What needs to be done
Copy the listing below in full and skip every picture.

Saved data entries
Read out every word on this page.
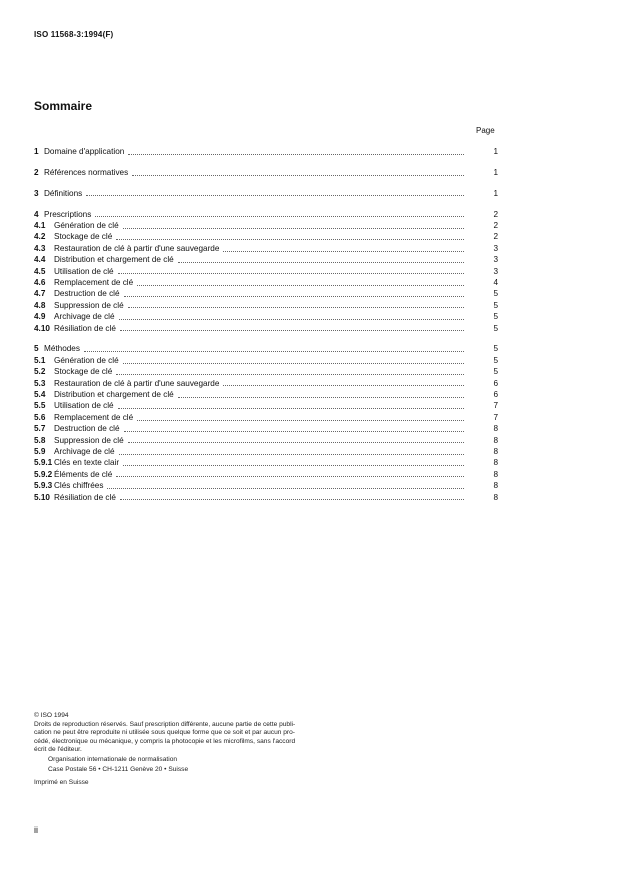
ISO 11568-3:1994(F)
Sommaire
Page
1 Domaine d'application	1
2 Références normatives	1
3 Définitions	1
4 Prescriptions	2
4.1	Génération de clé	2
4.2	Stockage de clé	2
4.3	Restauration de clé à partir d'une sauvegarde	3
4.4	Distribution et chargement de clé	3
4.5	Utilisation de clé	3
4.6	Remplacement de clé	4
4.7	Destruction de clé	5
4.8	Suppression de clé	5
4.9	Archivage de clé	5
4.10 Résiliation de clé	5
5 Méthodes	5
5.1	Génération de clé	5
5.2	Stockage de clé	5
5.3	Restauration de clé à partir d'une sauvegarde	6
5.4	Distribution et chargement de clé	6
5.5	Utilisation de clé	7
5.6	Remplacement de clé	7
5.7	Destruction de clé	8
5.8	Suppression de clé	8
5.9	Archivage de clé	8
5.9.1 Clés en texte clair	8
5.9.2 Éléments de clé	8
5.9.3 Clés chiffrées	8
5.10 Résiliation de clé	8

© ISO 1994

Droits de reproduction réservés. Sauf prescription différente, aucune partie de cette publi-

cation ne peut être reproduite ni utilisée sous quelque forme que ce soit et par aucun pro-

cédé, électronique ou mécanique, y compris la photocopie et les microfilms, sans l'accord

écrit de l'éditeur.

Organisation internationale de normalisation

Case Postale 56 • CH-1211 Genève 20 • Suisse

Imprimé en Suisse

ii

The completed task
Read out every word on this page.
ISO 11568-3:1994(F)
Sommaire
Page
1 Domaine d'application	1
2 Références normatives	1
3 Définitions	1
4 Prescriptions	2
4.1	Génération de clé	2
4.2	Stockage de clé	2
4.3	Restauration de clé à partir d'une sauvegarde	3
4.4	Distribution et chargement de clé	3
4.5	Utilisation de clé	3
4.6	Remplacement de clé	4
4.7	Destruction de clé	5
4.8	Suppression de clé	5
4.9	Archivage de clé	5
4.10 Résiliation de clé	5
5 Méthodes	5
5.1	Génération de clé	5
5.2	Stockage de clé	5
5.3	Restauration de clé à partir d'une sauvegarde	6
5.4	Distribution et chargement de clé	6
5.5	Utilisation de clé	7
5.6	Remplacement de clé	7
5.7	Destruction de clé	8
5.8	Suppression de clé	8
5.9	Archivage de clé	8
5.9.1 Clés en texte clair	8
5.9.2 Éléments de clé	8
5.9.3 Clés chiffrées	8
5.10 Résiliation de clé	8

© ISO 1994

Droits de reproduction réservés. Sauf prescription différente, aucune partie de cette publi-

cation ne peut être reproduite ni utilisée sous quelque forme que ce soit et par aucun pro-

cédé, électronique ou mécanique, y compris la photocopie et les microfilms, sans l'accord

écrit de l'éditeur.

Organisation internationale de normalisation

Case Postale 56 • CH-1211 Genève 20 • Suisse

Imprimé en Suisse

ii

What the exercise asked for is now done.